Data entries
◇ ◇ ◇ ◇ ◇
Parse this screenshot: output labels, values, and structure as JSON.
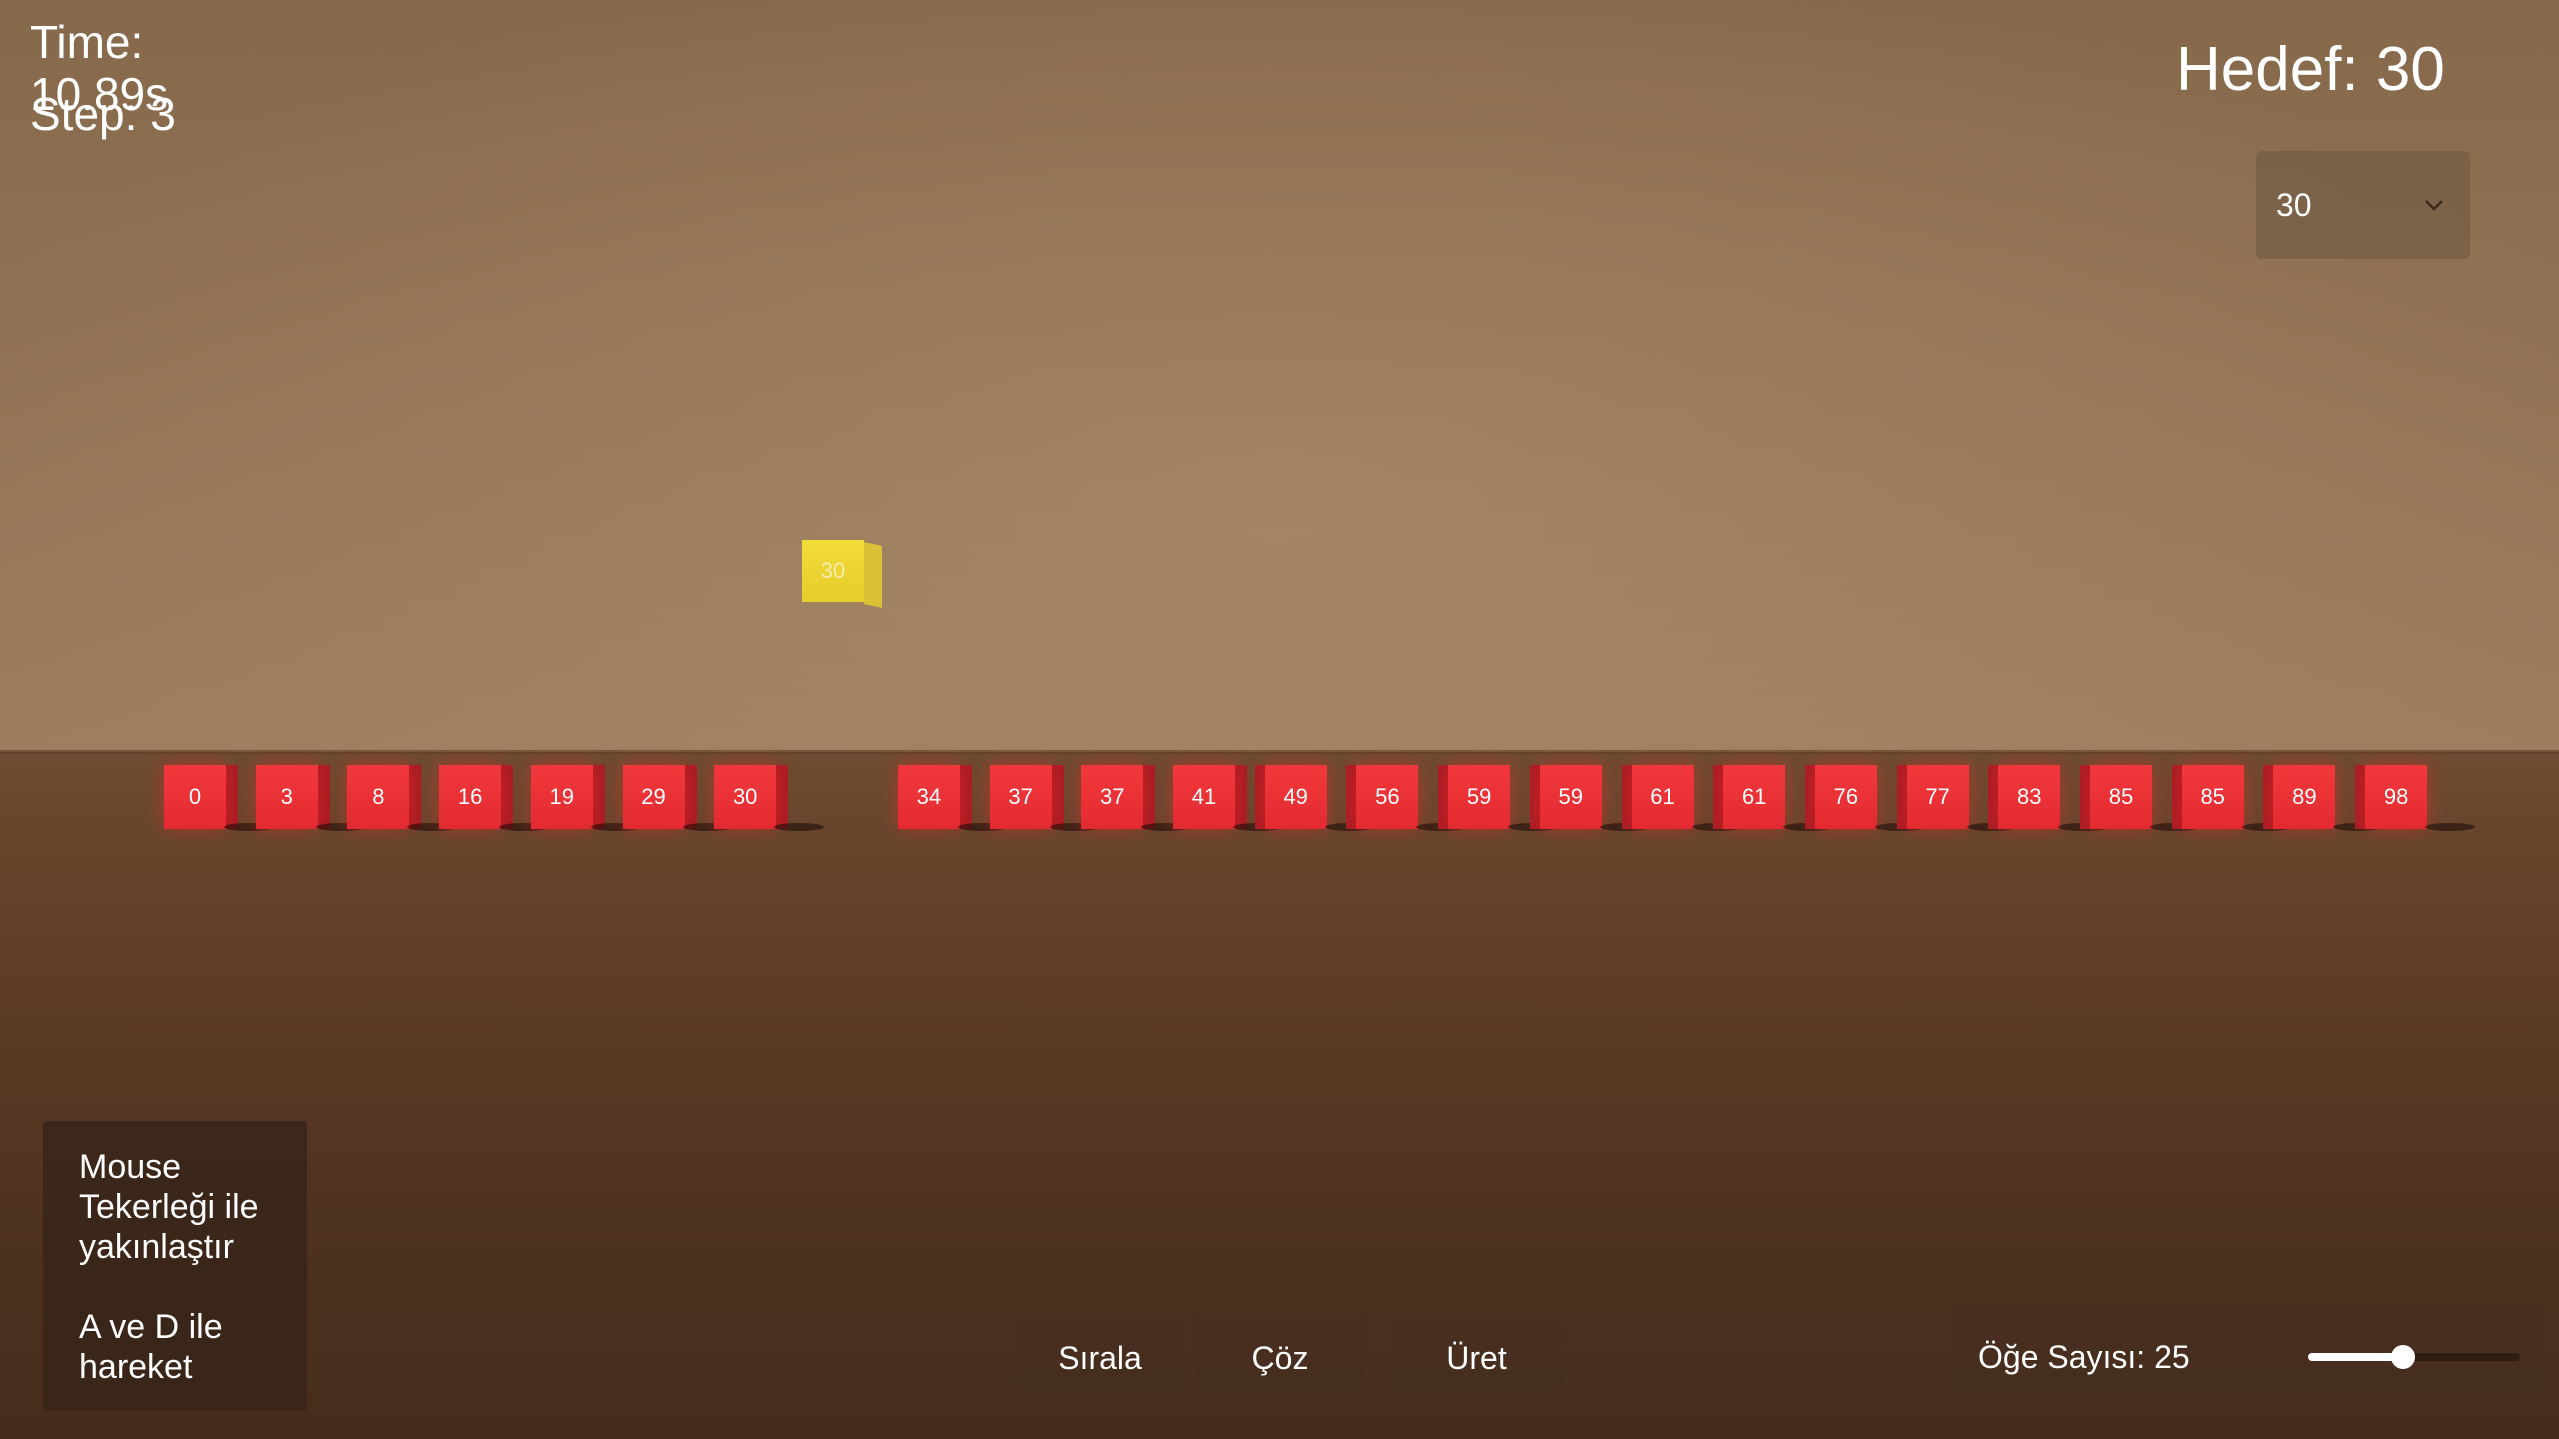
{
  "hud": {
    "time": "Time: 10.89s",
    "step": "Step: 3",
    "target": "Hedef: 30"
  },
  "target_dropdown": {
    "selected": "30",
    "icon": "chevron-down-icon"
  },
  "array": [
    0,
    3,
    8,
    16,
    19,
    29,
    30,
    34,
    37,
    37,
    41,
    49,
    56,
    59,
    59,
    61,
    61,
    76,
    77,
    83,
    85,
    85,
    89,
    98
  ],
  "floating_cube": {
    "value": "30",
    "color": "#f2dc3a"
  },
  "cube_color": "#e22a30",
  "help": {
    "zoom": "Mouse Tekerleği ile yakınlaştır",
    "move": "A ve D ile hareket"
  },
  "buttons": {
    "sort": "Sırala",
    "solve": "Çöz",
    "generate": "Üret"
  },
  "item_count": {
    "label": "Öğe Sayısı: 25",
    "value": 25,
    "slider_fraction": 0.45
  }
}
◇ ◇ ◇ ◇ ◇
Do this
Copy the records word for word, leaving no picture in the copy.

Solution for this exercise
Parse this screenshot: output labels, values, and structure as JSON.
{
  "hud": {
    "time": "Time: 10.89s",
    "step": "Step: 3",
    "target": "Hedef: 30"
  },
  "target_dropdown": {
    "selected": "30",
    "icon": "chevron-down-icon"
  },
  "array": [
    0,
    3,
    8,
    16,
    19,
    29,
    30,
    34,
    37,
    37,
    41,
    49,
    56,
    59,
    59,
    61,
    61,
    76,
    77,
    83,
    85,
    85,
    89,
    98
  ],
  "floating_cube": {
    "value": "30",
    "color": "#f2dc3a"
  },
  "cube_color": "#e22a30",
  "help": {
    "zoom": "Mouse Tekerleği ile yakınlaştır",
    "move": "A ve D ile hareket"
  },
  "buttons": {
    "sort": "Sırala",
    "solve": "Çöz",
    "generate": "Üret"
  },
  "item_count": {
    "label": "Öğe Sayısı: 25",
    "value": 25,
    "slider_fraction": 0.45
  }
}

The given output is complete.